## PROBLEM TO SOLVE
Copy out every record below exactly as written, but leave out any pictures.

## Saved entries
++++++++++

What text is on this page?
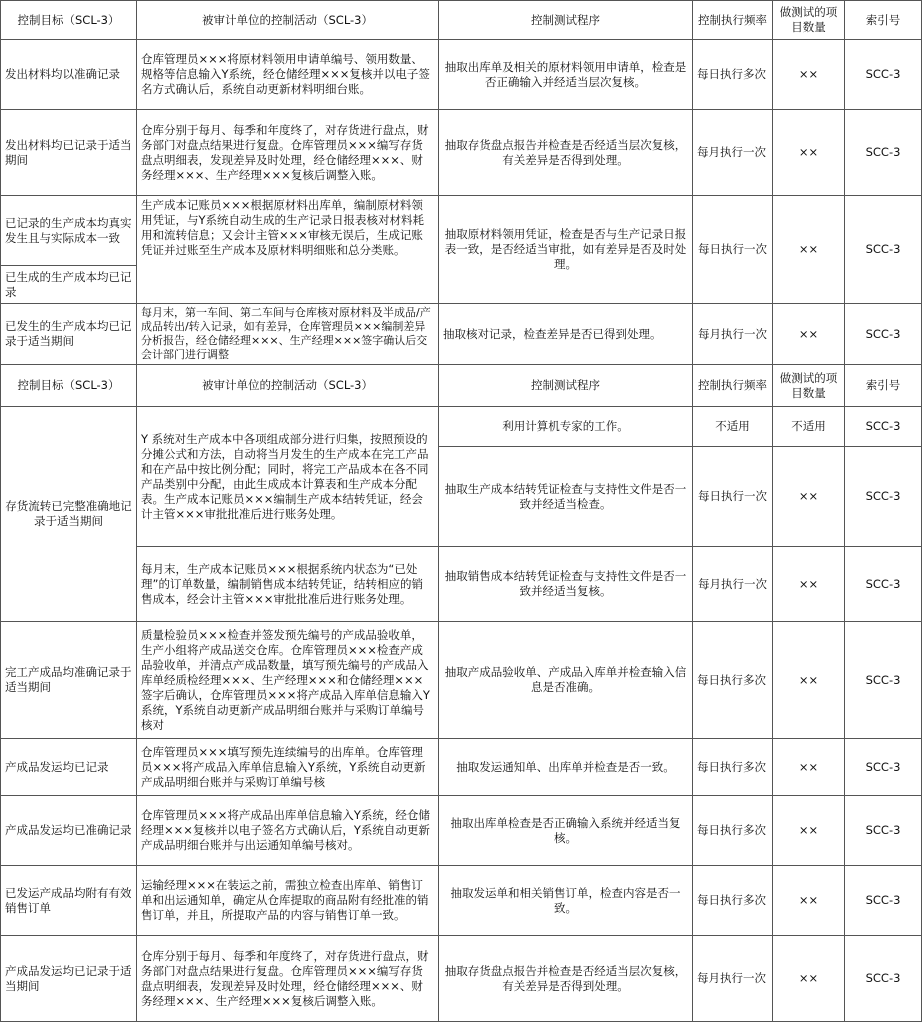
控制目标（SCL-3）	被审计单位的控制活动（SCL-3）	控制测试程序	控制执行频率	做测试的项目数量	索引号
发出材料均以准确记录	仓库管理员×××将原材料领用申请单编号、领用数量、规格等信息输入Y系统，经仓储经理×××复核并以电子签名方式确认后，系统自动更新材料明细台账。	抽取出库单及相关的原材料领用申请单，检查是否正确输入并经适当层次复核。	每日执行多次	××	SCC-3
发出材料均已记录于适当期间	仓库分别于每月、每季和年度终了，对存货进行盘点，财务部门对盘点结果进行复盘。仓库管理员×××编写存货盘点明细表，发现差异及时处理，经仓储经理×××、财务经理×××、生产经理×××复核后调整入账。	抽取存货盘点报告并检查是否经适当层次复核，有关差异是否得到处理。	每月执行一次	××	SCC-3
已记录的生产成本均真实发生且与实际成本一致	生产成本记账员×××根据原材料出库单，编制原材料领用凭证，与Y系统自动生成的生产记录日报表核对材料耗用和流转信息；又会计主管×××审核无误后，生成记账凭证并过账至生产成本及原材料明细账和总分类账。	抽取原材料领用凭证，检查是否与生产记录日报表一致，是否经适当审批，如有差异是否及时处理。	每日执行一次	××	SCC-3
已生成的生产成本均已记录					
已发生的生产成本均已记录于适当期间	每月末，第一车间、第二车间与仓库核对原材料及半成品/产成品转出/转入记录，如有差异，仓库管理员×××编制差异分析报告，经仓储经理×××、生产经理×××签字确认后交会计部门进行调整	抽取核对记录，检查差异是否已得到处理。	每月执行一次	××	SCC-3
控制目标（SCL-3）	被审计单位的控制活动（SCL-3）	控制测试程序	控制执行频率	做测试的项目数量	索引号
存货流转已完整准确地记录于适当期间	Y 系统对生产成本中各项组成部分进行归集，按照预设的分摊公式和方法，自动将当月发生的生产成本在完工产品和在产品中按比例分配；同时，将完工产品成本在各不同产品类别中分配，由此生成成本计算表和生产成本分配表。生产成本记账员×××编制生产成本结转凭证，经会计主管×××审批批准后进行账务处理。	利用计算机专家的工作。	不适用	不适用	SCC-3
		抽取生产成本结转凭证检查与支持性文件是否一致并经适当检查。	每日执行一次	××	SCC-3
	每月末，生产成本记账员×××根据系统内状态为“已处理”的订单数量，编制销售成本结转凭证，结转相应的销售成本，经会计主管×××审批批准后进行账务处理。	抽取销售成本结转凭证检查与支持性文件是否一致并经适当复核。	每月执行一次	××	SCC-3
完工产成品均准确记录于适当期间	质量检验员×××检查并签发预先编号的产成品验收单，生产小组将产成品送交仓库。仓库管理员×××检查产成品验收单，并清点产成品数量，填写预先编号的产成品入库单经质检经理×××、生产经理×××和仓储经理×××签字后确认，仓库管理员×××将产成品入库单信息输入Y系统，Y系统自动更新产成品明细台账并与采购订单编号核对	抽取产成品验收单、产成品入库单并检查输入信息是否准确。	每日执行多次	××	SCC-3
产成品发运均已记录	仓库管理员×××填写预先连续编号的出库单。仓库管理员×××将产成品入库单信息输入Y系统，Y系统自动更新产成品明细台账并与采购订单编号核	抽取发运通知单、出库单并检查是否一致。	每日执行多次	××	SCC-3
产成品发运均已准确记录	仓库管理员×××将产成品出库单信息输入Y系统，经仓储经理×××复核并以电子签名方式确认后，Y系统自动更新产成品明细台账并与出运通知单编号核对。	抽取出库单检查是否正确输入系统并经适当复核。	每日执行多次	××	SCC-3
已发运产成品均附有有效销售订单	运输经理×××在装运之前，需独立检查出库单、销售订单和出运通知单，确定从仓库提取的商品附有经批准的销售订单，并且，所提取产品的内容与销售订单一致。	抽取发运单和相关销售订单，检查内容是否一致。	每日执行多次	××	SCC-3
产成品发运均已记录于适当期间	仓库分别于每月、每季和年度终了，对存货进行盘点，财务部门对盘点结果进行复盘。仓库管理员×××编写存货盘点明细表，发现差异及时处理，经仓储经理×××、财务经理×××、生产经理×××复核后调整入账。	抽取存货盘点报告并检查是否经适当层次复核，有关差异是否得到处理。	每月执行一次	××	SCC-3
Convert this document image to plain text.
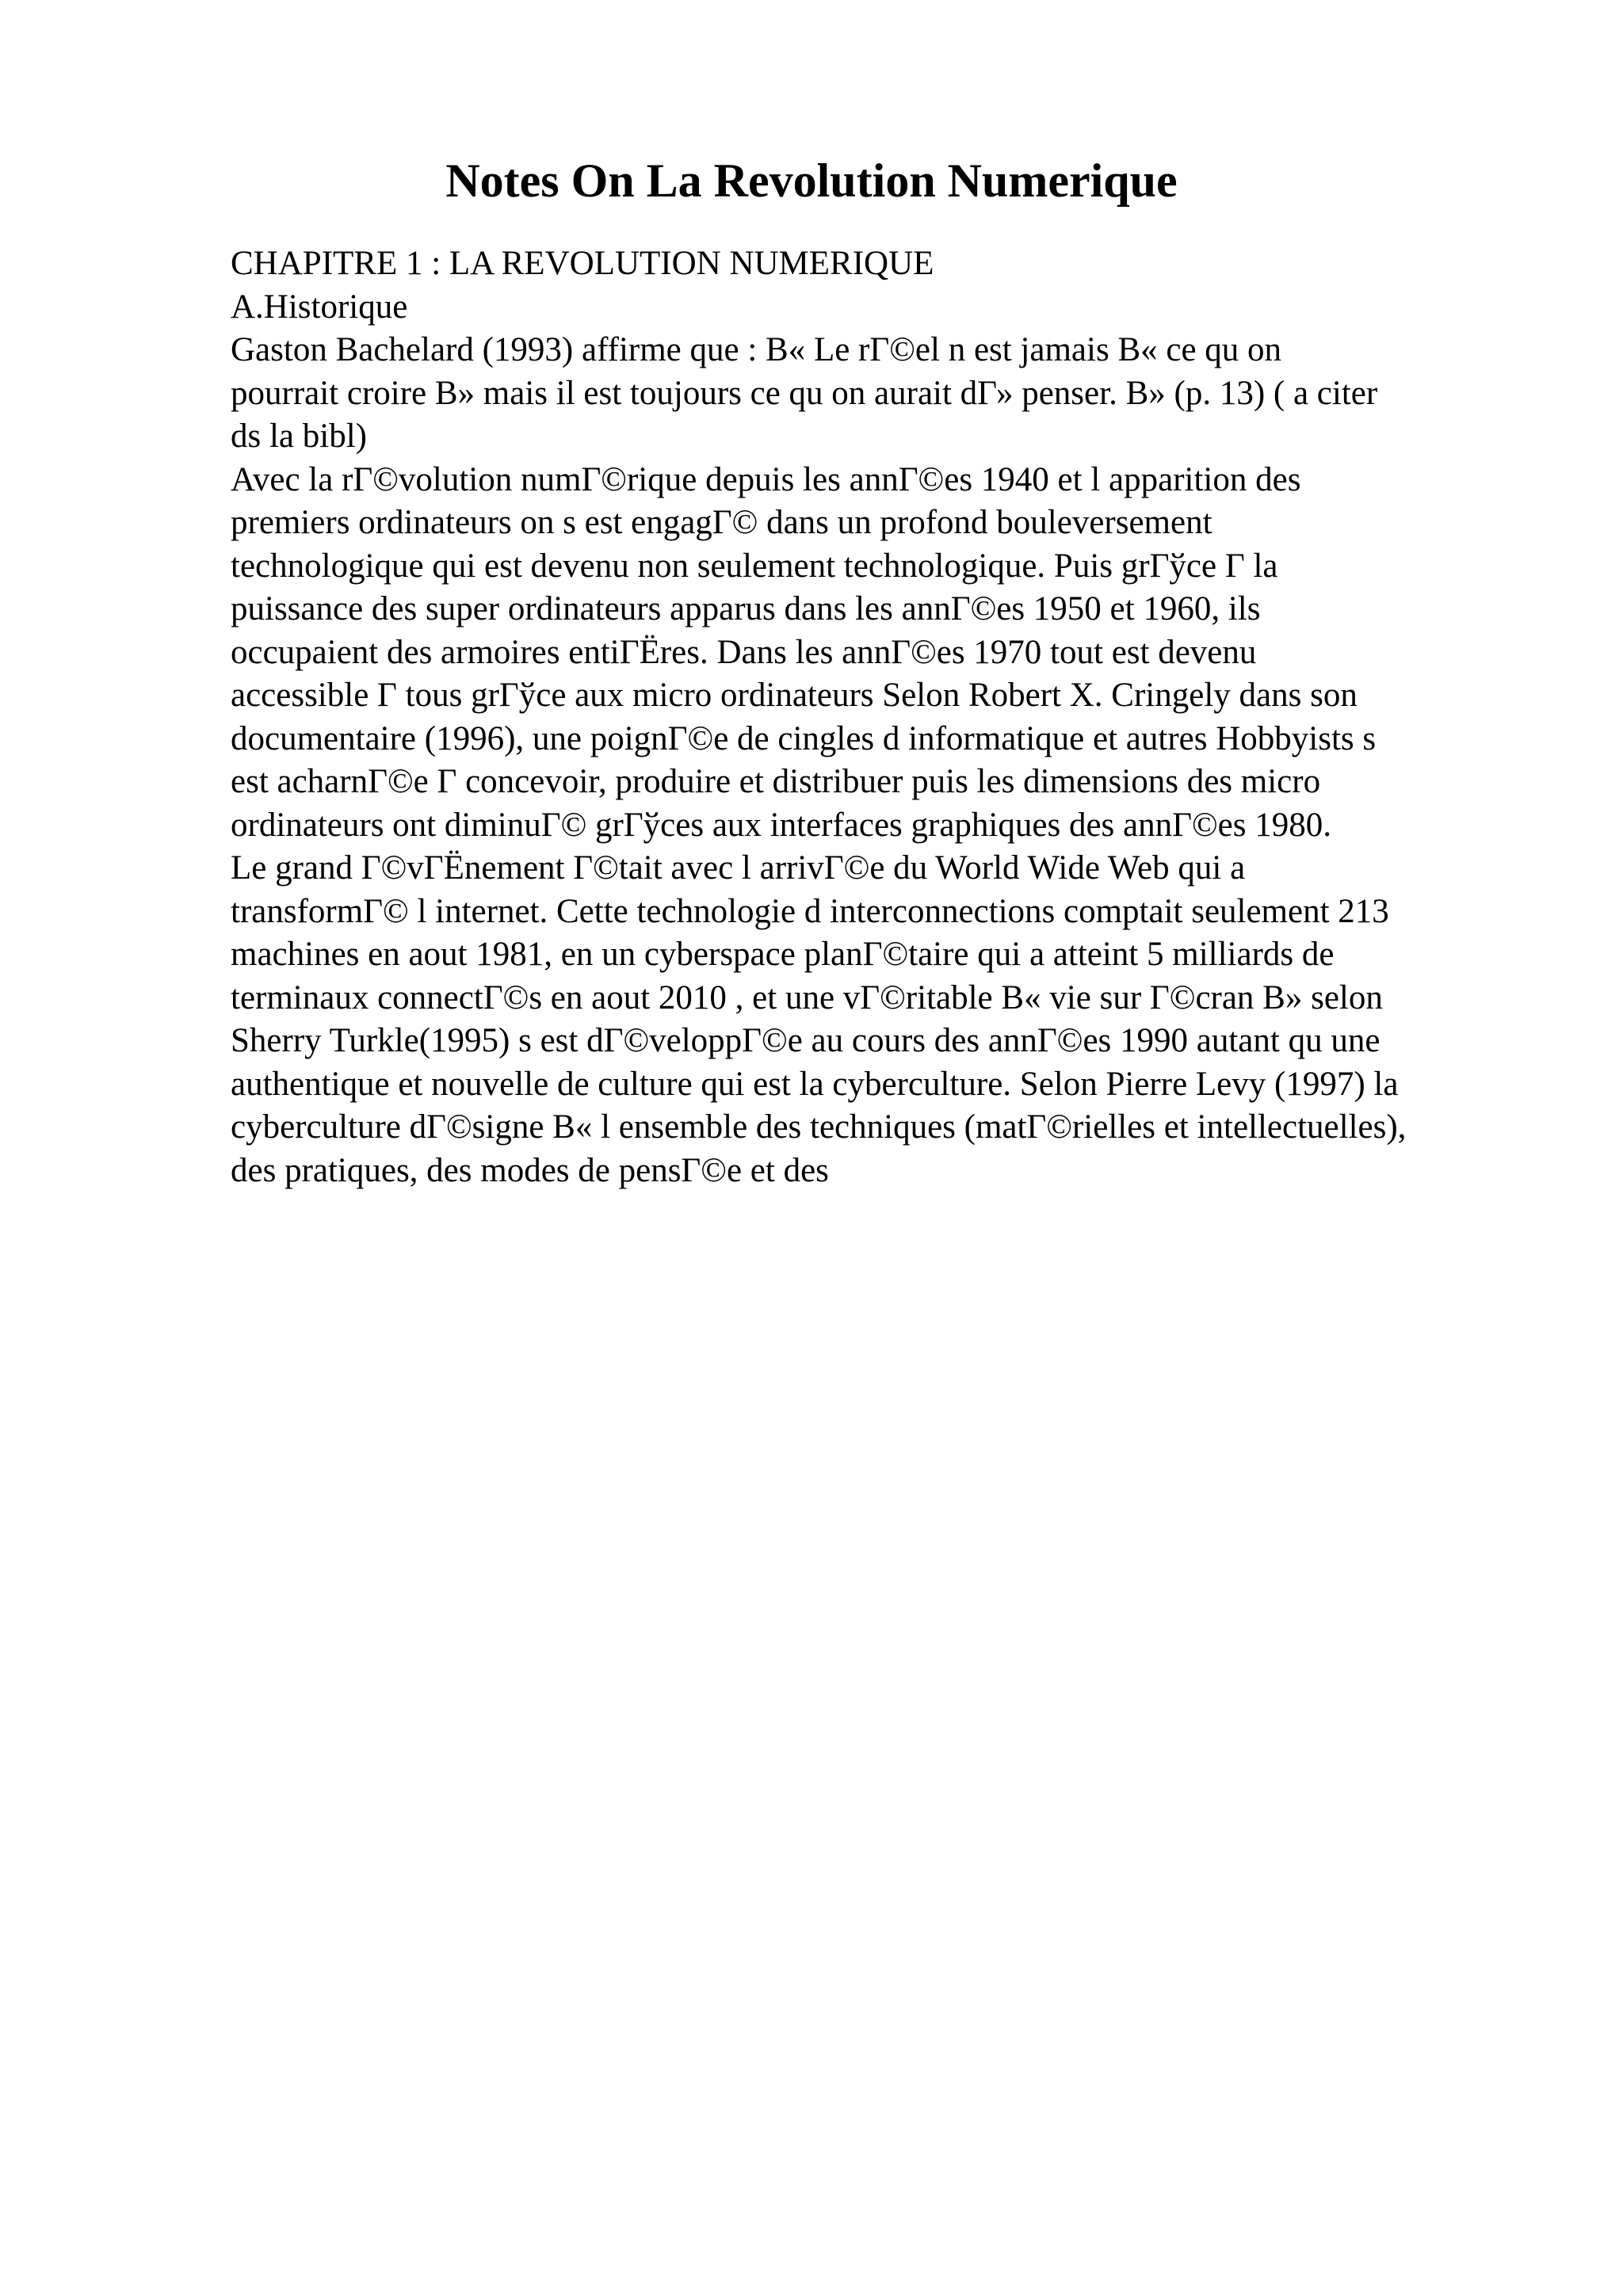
Notes On La Revolution Numerique
CHAPITRE 1 : LA REVOLUTION NUMERIQUE
A.Historique
Gaston Bachelard (1993) affirme que : В« Le rГ©el n est jamais В« ce qu on
pourrait croire В» mais il est toujours ce qu on aurait dГ» penser. В» (p. 13) ( a citer
ds la bibl)
Avec la rГ©volution numГ©rique depuis les annГ©es 1940 et l apparition des
premiers ordinateurs on s est engagГ© dans un profond bouleversement
technologique qui est devenu non seulement technologique. Puis grГўce Г la
puissance des super ordinateurs apparus dans les annГ©es 1950 et 1960, ils
occupaient des armoires entiГЁres. Dans les annГ©es 1970 tout est devenu
accessible Г tous grГўce aux micro ordinateurs Selon Robert X. Cringely dans son
documentaire (1996), une poignГ©e de cingles d informatique et autres Hobbyists s
est acharnГ©e Г concevoir, produire et distribuer puis les dimensions des micro
ordinateurs ont diminuГ© grГўces aux interfaces graphiques des annГ©es 1980.
Le grand Г©vГЁnement Г©tait avec l arrivГ©e du World Wide Web qui a
transformГ© l internet. Cette technologie d interconnections comptait seulement 213
machines en aout 1981, en un cyberspace planГ©taire qui a atteint 5 milliards de
terminaux connectГ©s en aout 2010 , et une vГ©ritable В« vie sur Г©cran В» selon
Sherry Turkle(1995) s est dГ©veloppГ©e au cours des annГ©es 1990 autant qu une
authentique et nouvelle de culture qui est la cyberculture. Selon Pierre Levy (1997) la
cyberculture dГ©signe В« l ensemble des techniques (matГ©rielles et intellectuelles),
des pratiques, des modes de pensГ©e et des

++++++++++

## SOLUTION TO THIS PROBLEM
What text is on this page?
控制目标（SCL-3）	被审计单位的控制活动（SCL-3）	控制测试程序	控制执行频率	做测试的项目数量	索引号
发出材料均以准确记录	仓库管理员×××将原材料领用申请单编号、领用数量、规格等信息输入Y系统，经仓储经理×××复核并以电子签名方式确认后，系统自动更新材料明细台账。	抽取出库单及相关的原材料领用申请单，检查是否正确输入并经适当层次复核。	每日执行多次	××	SCC-3
发出材料均已记录于适当期间	仓库分别于每月、每季和年度终了，对存货进行盘点，财务部门对盘点结果进行复盘。仓库管理员×××编写存货盘点明细表，发现差异及时处理，经仓储经理×××、财务经理×××、生产经理×××复核后调整入账。	抽取存货盘点报告并检查是否经适当层次复核，有关差异是否得到处理。	每月执行一次	××	SCC-3
已记录的生产成本均真实发生且与实际成本一致	生产成本记账员×××根据原材料出库单，编制原材料领用凭证，与Y系统自动生成的生产记录日报表核对材料耗用和流转信息；又会计主管×××审核无误后，生成记账凭证并过账至生产成本及原材料明细账和总分类账。	抽取原材料领用凭证，检查是否与生产记录日报表一致，是否经适当审批，如有差异是否及时处理。	每日执行一次	××	SCC-3
已生成的生产成本均已记录					
已发生的生产成本均已记录于适当期间	每月末，第一车间、第二车间与仓库核对原材料及半成品/产成品转出/转入记录，如有差异，仓库管理员×××编制差异分析报告，经仓储经理×××、生产经理×××签字确认后交会计部门进行调整	抽取核对记录，检查差异是否已得到处理。	每月执行一次	××	SCC-3
控制目标（SCL-3）	被审计单位的控制活动（SCL-3）	控制测试程序	控制执行频率	做测试的项目数量	索引号
存货流转已完整准确地记录于适当期间	Y 系统对生产成本中各项组成部分进行归集，按照预设的分摊公式和方法，自动将当月发生的生产成本在完工产品和在产品中按比例分配；同时，将完工产品成本在各不同产品类别中分配，由此生成成本计算表和生产成本分配表。生产成本记账员×××编制生产成本结转凭证，经会计主管×××审批批准后进行账务处理。	利用计算机专家的工作。	不适用	不适用	SCC-3
		抽取生产成本结转凭证检查与支持性文件是否一致并经适当检查。	每日执行一次	××	SCC-3
	每月末，生产成本记账员×××根据系统内状态为“已处理”的订单数量，编制销售成本结转凭证，结转相应的销售成本，经会计主管×××审批批准后进行账务处理。	抽取销售成本结转凭证检查与支持性文件是否一致并经适当复核。	每月执行一次	××	SCC-3
完工产成品均准确记录于适当期间	质量检验员×××检查并签发预先编号的产成品验收单，生产小组将产成品送交仓库。仓库管理员×××检查产成品验收单，并清点产成品数量，填写预先编号的产成品入库单经质检经理×××、生产经理×××和仓储经理×××签字后确认，仓库管理员×××将产成品入库单信息输入Y系统，Y系统自动更新产成品明细台账并与采购订单编号核对	抽取产成品验收单、产成品入库单并检查输入信息是否准确。	每日执行多次	××	SCC-3
产成品发运均已记录	仓库管理员×××填写预先连续编号的出库单。仓库管理员×××将产成品入库单信息输入Y系统，Y系统自动更新产成品明细台账并与采购订单编号核	抽取发运通知单、出库单并检查是否一致。	每日执行多次	××	SCC-3
产成品发运均已准确记录	仓库管理员×××将产成品出库单信息输入Y系统，经仓储经理×××复核并以电子签名方式确认后，Y系统自动更新产成品明细台账并与出运通知单编号核对。	抽取出库单检查是否正确输入系统并经适当复核。	每日执行多次	××	SCC-3
已发运产成品均附有有效销售订单	运输经理×××在装运之前，需独立检查出库单、销售订单和出运通知单，确定从仓库提取的商品附有经批准的销售订单，并且，所提取产品的内容与销售订单一致。	抽取发运单和相关销售订单，检查内容是否一致。	每日执行多次	××	SCC-3
产成品发运均已记录于适当期间	仓库分别于每月、每季和年度终了，对存货进行盘点，财务部门对盘点结果进行复盘。仓库管理员×××编写存货盘点明细表，发现差异及时处理，经仓储经理×××、财务经理×××、生产经理×××复核后调整入账。	抽取存货盘点报告并检查是否经适当层次复核，有关差异是否得到处理。	每月执行一次	××	SCC-3
Convert this document image to plain text.
Notes On La Revolution Numerique
CHAPITRE 1 : LA REVOLUTION NUMERIQUE
A.Historique
Gaston Bachelard (1993) affirme que : В« Le rГ©el n est jamais В« ce qu on
pourrait croire В» mais il est toujours ce qu on aurait dГ» penser. В» (p. 13) ( a citer
ds la bibl)
Avec la rГ©volution numГ©rique depuis les annГ©es 1940 et l apparition des
premiers ordinateurs on s est engagГ© dans un profond bouleversement
technologique qui est devenu non seulement technologique. Puis grГўce Г la
puissance des super ordinateurs apparus dans les annГ©es 1950 et 1960, ils
occupaient des armoires entiГЁres. Dans les annГ©es 1970 tout est devenu
accessible Г tous grГўce aux micro ordinateurs Selon Robert X. Cringely dans son
documentaire (1996), une poignГ©e de cingles d informatique et autres Hobbyists s
est acharnГ©e Г concevoir, produire et distribuer puis les dimensions des micro
ordinateurs ont diminuГ© grГўces aux interfaces graphiques des annГ©es 1980.
Le grand Г©vГЁnement Г©tait avec l arrivГ©e du World Wide Web qui a
transformГ© l internet. Cette technologie d interconnections comptait seulement 213
machines en aout 1981, en un cyberspace planГ©taire qui a atteint 5 milliards de
terminaux connectГ©s en aout 2010 , et une vГ©ritable В« vie sur Г©cran В» selon
Sherry Turkle(1995) s est dГ©veloppГ©e au cours des annГ©es 1990 autant qu une
authentique et nouvelle de culture qui est la cyberculture. Selon Pierre Levy (1997) la
cyberculture dГ©signe В« l ensemble des techniques (matГ©rielles et intellectuelles),
des pratiques, des modes de pensГ©e et des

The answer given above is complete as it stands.